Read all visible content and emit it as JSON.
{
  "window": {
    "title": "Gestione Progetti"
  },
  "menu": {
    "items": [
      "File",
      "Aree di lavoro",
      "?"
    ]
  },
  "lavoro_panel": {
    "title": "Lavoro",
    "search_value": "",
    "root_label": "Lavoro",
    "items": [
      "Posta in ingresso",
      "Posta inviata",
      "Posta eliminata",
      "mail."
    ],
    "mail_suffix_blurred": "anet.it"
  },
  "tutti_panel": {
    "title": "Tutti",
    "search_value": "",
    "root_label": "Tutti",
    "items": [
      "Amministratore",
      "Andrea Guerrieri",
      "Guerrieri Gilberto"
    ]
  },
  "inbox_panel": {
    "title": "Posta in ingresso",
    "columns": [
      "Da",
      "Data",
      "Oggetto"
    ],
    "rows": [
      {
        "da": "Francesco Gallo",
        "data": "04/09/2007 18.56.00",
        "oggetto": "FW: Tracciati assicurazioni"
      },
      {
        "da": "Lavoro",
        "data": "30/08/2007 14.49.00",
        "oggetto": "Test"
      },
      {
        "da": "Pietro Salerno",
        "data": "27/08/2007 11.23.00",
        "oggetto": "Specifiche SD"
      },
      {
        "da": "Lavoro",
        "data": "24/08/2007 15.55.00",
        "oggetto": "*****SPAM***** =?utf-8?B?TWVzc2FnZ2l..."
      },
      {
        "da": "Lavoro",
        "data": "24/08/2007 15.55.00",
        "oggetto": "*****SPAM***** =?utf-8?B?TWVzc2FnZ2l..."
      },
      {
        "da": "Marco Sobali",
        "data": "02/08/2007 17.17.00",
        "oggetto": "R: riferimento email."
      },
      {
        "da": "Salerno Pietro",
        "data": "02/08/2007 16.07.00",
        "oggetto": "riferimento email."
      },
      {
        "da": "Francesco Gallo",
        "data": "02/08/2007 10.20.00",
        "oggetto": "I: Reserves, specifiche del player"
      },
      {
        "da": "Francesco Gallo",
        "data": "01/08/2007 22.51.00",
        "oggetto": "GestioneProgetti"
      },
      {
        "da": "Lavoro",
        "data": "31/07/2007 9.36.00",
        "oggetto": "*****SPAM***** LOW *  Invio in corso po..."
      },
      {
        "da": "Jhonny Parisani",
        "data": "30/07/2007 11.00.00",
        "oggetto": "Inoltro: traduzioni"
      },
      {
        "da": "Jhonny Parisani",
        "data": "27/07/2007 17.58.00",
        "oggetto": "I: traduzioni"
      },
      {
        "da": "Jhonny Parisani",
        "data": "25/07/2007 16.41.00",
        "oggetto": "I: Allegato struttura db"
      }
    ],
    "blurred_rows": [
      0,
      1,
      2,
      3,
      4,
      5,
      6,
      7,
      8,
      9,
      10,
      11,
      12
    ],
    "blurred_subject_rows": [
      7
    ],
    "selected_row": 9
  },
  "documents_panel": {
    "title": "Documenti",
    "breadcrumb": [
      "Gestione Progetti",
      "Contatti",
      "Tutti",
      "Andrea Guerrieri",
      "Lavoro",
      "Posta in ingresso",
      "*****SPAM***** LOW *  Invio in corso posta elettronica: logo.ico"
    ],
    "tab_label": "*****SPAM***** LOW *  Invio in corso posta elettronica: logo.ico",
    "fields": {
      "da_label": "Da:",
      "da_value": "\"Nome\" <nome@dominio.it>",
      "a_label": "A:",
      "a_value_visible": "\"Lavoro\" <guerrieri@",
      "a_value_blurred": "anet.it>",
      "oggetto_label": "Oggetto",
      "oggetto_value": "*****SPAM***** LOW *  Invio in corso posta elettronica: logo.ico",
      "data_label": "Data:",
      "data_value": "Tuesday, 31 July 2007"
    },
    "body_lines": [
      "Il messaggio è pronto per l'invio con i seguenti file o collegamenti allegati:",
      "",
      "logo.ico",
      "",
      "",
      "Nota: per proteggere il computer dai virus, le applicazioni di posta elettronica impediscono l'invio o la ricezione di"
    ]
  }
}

--

[Work task]
Word for word, transcribe all of the entries shown above.

[Result for this task]
Read all visible content and emit it as JSON.
{
  "window": {
    "title": "Gestione Progetti"
  },
  "menu": {
    "items": [
      "File",
      "Aree di lavoro",
      "?"
    ]
  },
  "lavoro_panel": {
    "title": "Lavoro",
    "search_value": "",
    "root_label": "Lavoro",
    "items": [
      "Posta in ingresso",
      "Posta inviata",
      "Posta eliminata",
      "mail."
    ],
    "mail_suffix_blurred": "anet.it"
  },
  "tutti_panel": {
    "title": "Tutti",
    "search_value": "",
    "root_label": "Tutti",
    "items": [
      "Amministratore",
      "Andrea Guerrieri",
      "Guerrieri Gilberto"
    ]
  },
  "inbox_panel": {
    "title": "Posta in ingresso",
    "columns": [
      "Da",
      "Data",
      "Oggetto"
    ],
    "rows": [
      {
        "da": "Francesco Gallo",
        "data": "04/09/2007 18.56.00",
        "oggetto": "FW: Tracciati assicurazioni"
      },
      {
        "da": "Lavoro",
        "data": "30/08/2007 14.49.00",
        "oggetto": "Test"
      },
      {
        "da": "Pietro Salerno",
        "data": "27/08/2007 11.23.00",
        "oggetto": "Specifiche SD"
      },
      {
        "da": "Lavoro",
        "data": "24/08/2007 15.55.00",
        "oggetto": "*****SPAM***** =?utf-8?B?TWVzc2FnZ2l..."
      },
      {
        "da": "Lavoro",
        "data": "24/08/2007 15.55.00",
        "oggetto": "*****SPAM***** =?utf-8?B?TWVzc2FnZ2l..."
      },
      {
        "da": "Marco Sobali",
        "data": "02/08/2007 17.17.00",
        "oggetto": "R: riferimento email."
      },
      {
        "da": "Salerno Pietro",
        "data": "02/08/2007 16.07.00",
        "oggetto": "riferimento email."
      },
      {
        "da": "Francesco Gallo",
        "data": "02/08/2007 10.20.00",
        "oggetto": "I: Reserves, specifiche del player"
      },
      {
        "da": "Francesco Gallo",
        "data": "01/08/2007 22.51.00",
        "oggetto": "GestioneProgetti"
      },
      {
        "da": "Lavoro",
        "data": "31/07/2007 9.36.00",
        "oggetto": "*****SPAM***** LOW *  Invio in corso po..."
      },
      {
        "da": "Jhonny Parisani",
        "data": "30/07/2007 11.00.00",
        "oggetto": "Inoltro: traduzioni"
      },
      {
        "da": "Jhonny Parisani",
        "data": "27/07/2007 17.58.00",
        "oggetto": "I: traduzioni"
      },
      {
        "da": "Jhonny Parisani",
        "data": "25/07/2007 16.41.00",
        "oggetto": "I: Allegato struttura db"
      }
    ],
    "blurred_rows": [
      0,
      1,
      2,
      3,
      4,
      5,
      6,
      7,
      8,
      9,
      10,
      11,
      12
    ],
    "blurred_subject_rows": [
      7
    ],
    "selected_row": 9
  },
  "documents_panel": {
    "title": "Documenti",
    "breadcrumb": [
      "Gestione Progetti",
      "Contatti",
      "Tutti",
      "Andrea Guerrieri",
      "Lavoro",
      "Posta in ingresso",
      "*****SPAM***** LOW *  Invio in corso posta elettronica: logo.ico"
    ],
    "tab_label": "*****SPAM***** LOW *  Invio in corso posta elettronica: logo.ico",
    "fields": {
      "da_label": "Da:",
      "da_value": "\"Nome\" <nome@dominio.it>",
      "a_label": "A:",
      "a_value_visible": "\"Lavoro\" <guerrieri@",
      "a_value_blurred": "anet.it>",
      "oggetto_label": "Oggetto",
      "oggetto_value": "*****SPAM***** LOW *  Invio in corso posta elettronica: logo.ico",
      "data_label": "Data:",
      "data_value": "Tuesday, 31 July 2007"
    },
    "body_lines": [
      "Il messaggio è pronto per l'invio con i seguenti file o collegamenti allegati:",
      "",
      "logo.ico",
      "",
      "",
      "Nota: per proteggere il computer dai virus, le applicazioni di posta elettronica impediscono l'invio o la ricezione di"
    ]
  }
}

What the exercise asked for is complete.